start
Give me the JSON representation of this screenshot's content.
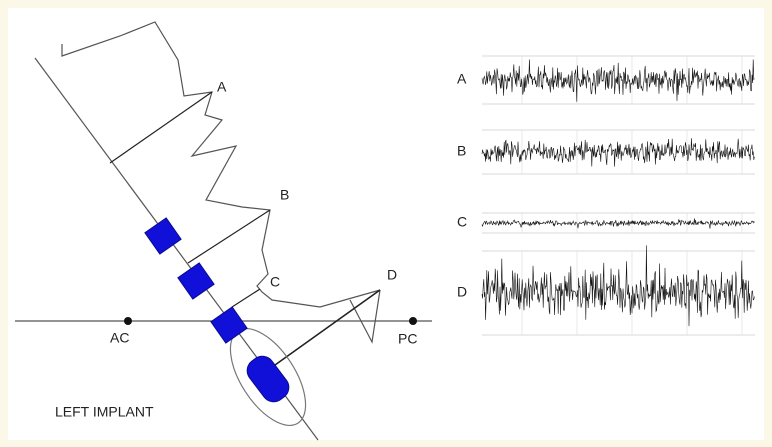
{
  "trajectory": {
    "points": [
      "A",
      "B",
      "C",
      "D"
    ],
    "landmarks": [
      "AC",
      "PC"
    ],
    "caption": "LEFT IMPLANT"
  },
  "recordings": {
    "labels": [
      "A",
      "B",
      "C",
      "D"
    ]
  }
}
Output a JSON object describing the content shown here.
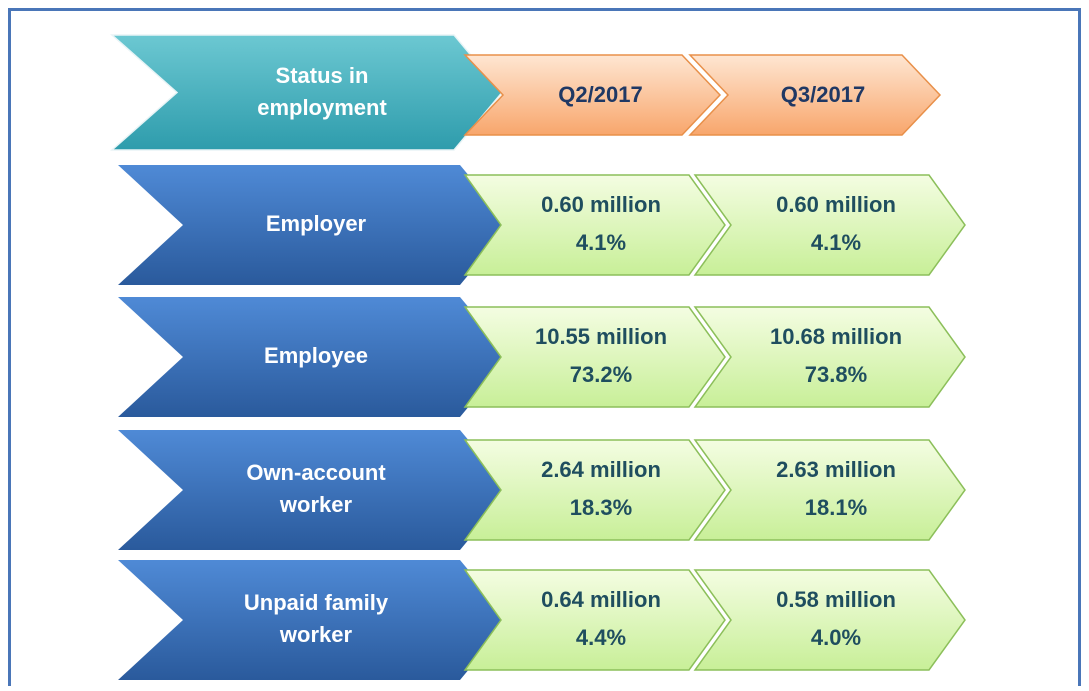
{
  "header": {
    "label": [
      "Status in",
      "employment"
    ],
    "periods": [
      "Q2/2017",
      "Q3/2017"
    ]
  },
  "rows": [
    {
      "label": [
        "Employer"
      ],
      "cells": [
        [
          "0.60 million",
          "4.1%"
        ],
        [
          "0.60 million",
          "4.1%"
        ]
      ]
    },
    {
      "label": [
        "Employee"
      ],
      "cells": [
        [
          "10.55 million",
          "73.2%"
        ],
        [
          "10.68 million",
          "73.8%"
        ]
      ]
    },
    {
      "label": [
        "Own-account",
        "worker"
      ],
      "cells": [
        [
          "2.64 million",
          "18.3%"
        ],
        [
          "2.63 million",
          "18.1%"
        ]
      ]
    },
    {
      "label": [
        "Unpaid family",
        "worker"
      ],
      "cells": [
        [
          "0.64 million",
          "4.4%"
        ],
        [
          "0.58 million",
          "4.0%"
        ]
      ]
    }
  ]
}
end
Return the records exactly. Don't carry the pictures over.

Give me the JSON representation of this screenshot's content.
{
  "trajectory": {
    "points": [
      "A",
      "B",
      "C",
      "D"
    ],
    "landmarks": [
      "AC",
      "PC"
    ],
    "caption": "LEFT IMPLANT"
  },
  "recordings": {
    "labels": [
      "A",
      "B",
      "C",
      "D"
    ]
  }
}
Output a JSON object describing the content shown here.
{
  "header": {
    "label": [
      "Status in",
      "employment"
    ],
    "periods": [
      "Q2/2017",
      "Q3/2017"
    ]
  },
  "rows": [
    {
      "label": [
        "Employer"
      ],
      "cells": [
        [
          "0.60 million",
          "4.1%"
        ],
        [
          "0.60 million",
          "4.1%"
        ]
      ]
    },
    {
      "label": [
        "Employee"
      ],
      "cells": [
        [
          "10.55 million",
          "73.2%"
        ],
        [
          "10.68 million",
          "73.8%"
        ]
      ]
    },
    {
      "label": [
        "Own-account",
        "worker"
      ],
      "cells": [
        [
          "2.64 million",
          "18.3%"
        ],
        [
          "2.63 million",
          "18.1%"
        ]
      ]
    },
    {
      "label": [
        "Unpaid family",
        "worker"
      ],
      "cells": [
        [
          "0.64 million",
          "4.4%"
        ],
        [
          "0.58 million",
          "4.0%"
        ]
      ]
    }
  ]
}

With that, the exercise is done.